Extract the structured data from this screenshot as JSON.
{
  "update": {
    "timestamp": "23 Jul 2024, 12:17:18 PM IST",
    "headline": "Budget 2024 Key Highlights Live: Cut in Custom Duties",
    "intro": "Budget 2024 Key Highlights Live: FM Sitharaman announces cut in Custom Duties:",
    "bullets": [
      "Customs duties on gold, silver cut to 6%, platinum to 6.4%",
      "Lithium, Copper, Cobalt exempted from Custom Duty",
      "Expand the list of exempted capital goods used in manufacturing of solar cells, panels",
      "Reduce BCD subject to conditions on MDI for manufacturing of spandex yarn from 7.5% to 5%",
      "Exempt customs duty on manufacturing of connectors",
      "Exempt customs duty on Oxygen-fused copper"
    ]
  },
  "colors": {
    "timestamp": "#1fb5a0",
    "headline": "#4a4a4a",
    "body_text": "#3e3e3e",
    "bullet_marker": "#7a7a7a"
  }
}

+--

**WORK ORDER:** Please determine how many lines of the records above include the word "manufacturing", replying with a number alone.

**RESULT BELOW:** 3